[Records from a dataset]
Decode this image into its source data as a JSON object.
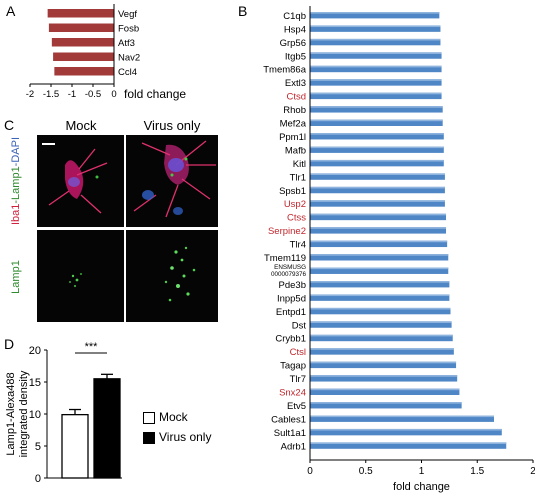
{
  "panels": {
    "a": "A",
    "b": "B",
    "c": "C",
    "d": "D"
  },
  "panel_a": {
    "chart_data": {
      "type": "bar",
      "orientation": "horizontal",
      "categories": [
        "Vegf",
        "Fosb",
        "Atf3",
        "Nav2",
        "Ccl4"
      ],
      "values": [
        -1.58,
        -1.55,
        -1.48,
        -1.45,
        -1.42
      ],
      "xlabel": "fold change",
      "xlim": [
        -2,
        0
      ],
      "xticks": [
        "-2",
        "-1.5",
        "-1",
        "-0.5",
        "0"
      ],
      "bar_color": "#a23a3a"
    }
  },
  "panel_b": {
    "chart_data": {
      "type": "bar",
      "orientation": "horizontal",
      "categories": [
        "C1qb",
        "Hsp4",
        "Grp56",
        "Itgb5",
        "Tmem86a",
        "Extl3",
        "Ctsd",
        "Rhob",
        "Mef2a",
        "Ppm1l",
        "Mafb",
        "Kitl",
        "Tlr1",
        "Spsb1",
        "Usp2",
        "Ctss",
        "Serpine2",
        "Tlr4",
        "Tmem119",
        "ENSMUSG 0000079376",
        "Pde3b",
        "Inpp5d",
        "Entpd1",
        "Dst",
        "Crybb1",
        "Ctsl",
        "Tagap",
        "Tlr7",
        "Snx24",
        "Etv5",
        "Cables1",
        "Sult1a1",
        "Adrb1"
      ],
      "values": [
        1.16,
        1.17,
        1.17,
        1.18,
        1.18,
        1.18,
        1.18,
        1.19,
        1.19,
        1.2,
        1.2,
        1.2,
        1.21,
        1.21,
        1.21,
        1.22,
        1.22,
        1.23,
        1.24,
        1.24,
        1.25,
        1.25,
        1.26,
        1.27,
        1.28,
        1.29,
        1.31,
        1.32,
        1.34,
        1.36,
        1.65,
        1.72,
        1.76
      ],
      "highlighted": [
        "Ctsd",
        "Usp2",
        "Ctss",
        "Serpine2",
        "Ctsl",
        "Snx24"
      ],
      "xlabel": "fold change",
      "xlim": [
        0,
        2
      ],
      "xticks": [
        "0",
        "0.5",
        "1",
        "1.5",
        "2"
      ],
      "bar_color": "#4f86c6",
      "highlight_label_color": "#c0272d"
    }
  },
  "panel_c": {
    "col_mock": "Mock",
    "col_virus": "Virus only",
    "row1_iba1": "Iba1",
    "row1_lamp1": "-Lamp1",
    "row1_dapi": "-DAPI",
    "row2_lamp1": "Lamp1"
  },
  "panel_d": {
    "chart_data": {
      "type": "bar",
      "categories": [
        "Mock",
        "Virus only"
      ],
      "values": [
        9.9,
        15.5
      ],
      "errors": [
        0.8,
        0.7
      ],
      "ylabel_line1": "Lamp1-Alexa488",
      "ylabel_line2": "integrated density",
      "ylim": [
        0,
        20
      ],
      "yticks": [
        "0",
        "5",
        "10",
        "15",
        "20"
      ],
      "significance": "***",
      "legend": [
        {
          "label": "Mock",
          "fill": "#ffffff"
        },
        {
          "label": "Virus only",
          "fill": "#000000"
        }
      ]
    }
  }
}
==
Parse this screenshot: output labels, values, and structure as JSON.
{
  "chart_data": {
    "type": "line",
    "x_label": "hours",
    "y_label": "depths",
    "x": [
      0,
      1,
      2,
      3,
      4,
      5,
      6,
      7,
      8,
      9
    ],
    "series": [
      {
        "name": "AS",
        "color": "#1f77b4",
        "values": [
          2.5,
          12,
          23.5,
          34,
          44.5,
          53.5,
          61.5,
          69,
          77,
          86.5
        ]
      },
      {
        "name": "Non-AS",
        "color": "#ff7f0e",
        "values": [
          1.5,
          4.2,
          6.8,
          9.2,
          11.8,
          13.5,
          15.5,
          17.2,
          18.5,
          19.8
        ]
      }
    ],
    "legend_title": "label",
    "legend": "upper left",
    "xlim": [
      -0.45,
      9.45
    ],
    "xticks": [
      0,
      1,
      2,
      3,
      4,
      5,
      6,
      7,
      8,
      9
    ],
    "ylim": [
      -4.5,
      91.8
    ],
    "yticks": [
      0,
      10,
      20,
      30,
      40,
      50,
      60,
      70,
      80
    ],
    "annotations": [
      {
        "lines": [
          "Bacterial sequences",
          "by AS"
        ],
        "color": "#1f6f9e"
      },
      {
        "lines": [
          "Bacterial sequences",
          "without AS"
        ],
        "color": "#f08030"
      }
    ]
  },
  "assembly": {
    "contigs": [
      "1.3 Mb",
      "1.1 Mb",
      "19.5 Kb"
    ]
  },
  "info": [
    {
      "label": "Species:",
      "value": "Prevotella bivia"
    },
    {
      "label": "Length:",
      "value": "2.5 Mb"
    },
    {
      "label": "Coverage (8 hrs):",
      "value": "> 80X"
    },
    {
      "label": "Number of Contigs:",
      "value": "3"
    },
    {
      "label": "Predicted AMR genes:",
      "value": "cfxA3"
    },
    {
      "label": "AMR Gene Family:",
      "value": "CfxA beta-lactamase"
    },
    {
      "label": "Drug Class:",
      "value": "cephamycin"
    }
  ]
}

WORK INSTRUCTION – Would you tally the lines above holding "JSON" and reply with the total alone?

SOLUTION – 2